::: Material supplied :::

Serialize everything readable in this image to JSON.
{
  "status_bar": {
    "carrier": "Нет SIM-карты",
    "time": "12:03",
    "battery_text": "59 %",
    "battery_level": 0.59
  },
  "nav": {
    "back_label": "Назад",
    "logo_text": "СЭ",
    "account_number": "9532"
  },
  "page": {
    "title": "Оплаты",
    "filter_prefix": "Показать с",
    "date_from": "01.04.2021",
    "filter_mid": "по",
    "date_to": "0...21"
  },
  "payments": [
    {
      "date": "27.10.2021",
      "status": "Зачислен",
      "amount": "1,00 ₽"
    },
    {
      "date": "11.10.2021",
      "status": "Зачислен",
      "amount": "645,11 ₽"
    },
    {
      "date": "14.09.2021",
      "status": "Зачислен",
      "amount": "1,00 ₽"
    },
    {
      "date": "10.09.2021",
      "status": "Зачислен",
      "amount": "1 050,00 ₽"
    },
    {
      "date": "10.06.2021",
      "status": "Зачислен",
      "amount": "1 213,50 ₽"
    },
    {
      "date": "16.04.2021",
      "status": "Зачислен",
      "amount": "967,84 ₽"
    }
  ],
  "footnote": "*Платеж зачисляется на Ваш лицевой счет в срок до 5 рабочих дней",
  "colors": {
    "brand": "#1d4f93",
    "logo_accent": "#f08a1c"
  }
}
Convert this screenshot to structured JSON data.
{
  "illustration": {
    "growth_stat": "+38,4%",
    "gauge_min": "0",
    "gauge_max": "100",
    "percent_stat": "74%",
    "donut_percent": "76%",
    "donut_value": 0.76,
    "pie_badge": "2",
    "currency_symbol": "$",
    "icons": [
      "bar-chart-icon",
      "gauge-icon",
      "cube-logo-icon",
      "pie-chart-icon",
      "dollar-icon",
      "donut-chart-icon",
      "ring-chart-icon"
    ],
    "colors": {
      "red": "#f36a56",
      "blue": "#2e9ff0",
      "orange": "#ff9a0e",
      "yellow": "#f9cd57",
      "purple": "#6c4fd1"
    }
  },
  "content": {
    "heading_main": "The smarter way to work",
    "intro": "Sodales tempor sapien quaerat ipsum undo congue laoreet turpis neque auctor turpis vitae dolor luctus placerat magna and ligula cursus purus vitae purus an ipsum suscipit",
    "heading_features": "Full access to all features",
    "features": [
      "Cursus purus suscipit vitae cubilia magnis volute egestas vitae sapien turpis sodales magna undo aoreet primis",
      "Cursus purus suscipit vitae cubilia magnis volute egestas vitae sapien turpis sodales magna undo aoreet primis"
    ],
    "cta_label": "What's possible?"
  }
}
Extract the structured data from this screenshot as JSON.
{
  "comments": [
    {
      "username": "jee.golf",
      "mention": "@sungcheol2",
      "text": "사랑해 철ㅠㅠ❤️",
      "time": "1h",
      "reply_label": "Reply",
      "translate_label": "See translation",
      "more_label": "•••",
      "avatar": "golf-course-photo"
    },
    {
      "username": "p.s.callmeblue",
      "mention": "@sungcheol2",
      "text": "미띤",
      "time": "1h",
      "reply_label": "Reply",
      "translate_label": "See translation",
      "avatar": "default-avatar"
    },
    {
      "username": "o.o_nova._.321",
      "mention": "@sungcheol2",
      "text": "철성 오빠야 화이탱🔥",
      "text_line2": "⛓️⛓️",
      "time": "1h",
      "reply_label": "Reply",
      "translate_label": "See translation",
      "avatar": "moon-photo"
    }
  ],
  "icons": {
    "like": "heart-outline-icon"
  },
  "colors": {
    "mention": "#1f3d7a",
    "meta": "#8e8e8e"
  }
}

:::

### Set exercise
Return every line containing "data".

### Final result
Convert this screenshot to structured JSON data.
Extract the structured data from this screenshot as JSON.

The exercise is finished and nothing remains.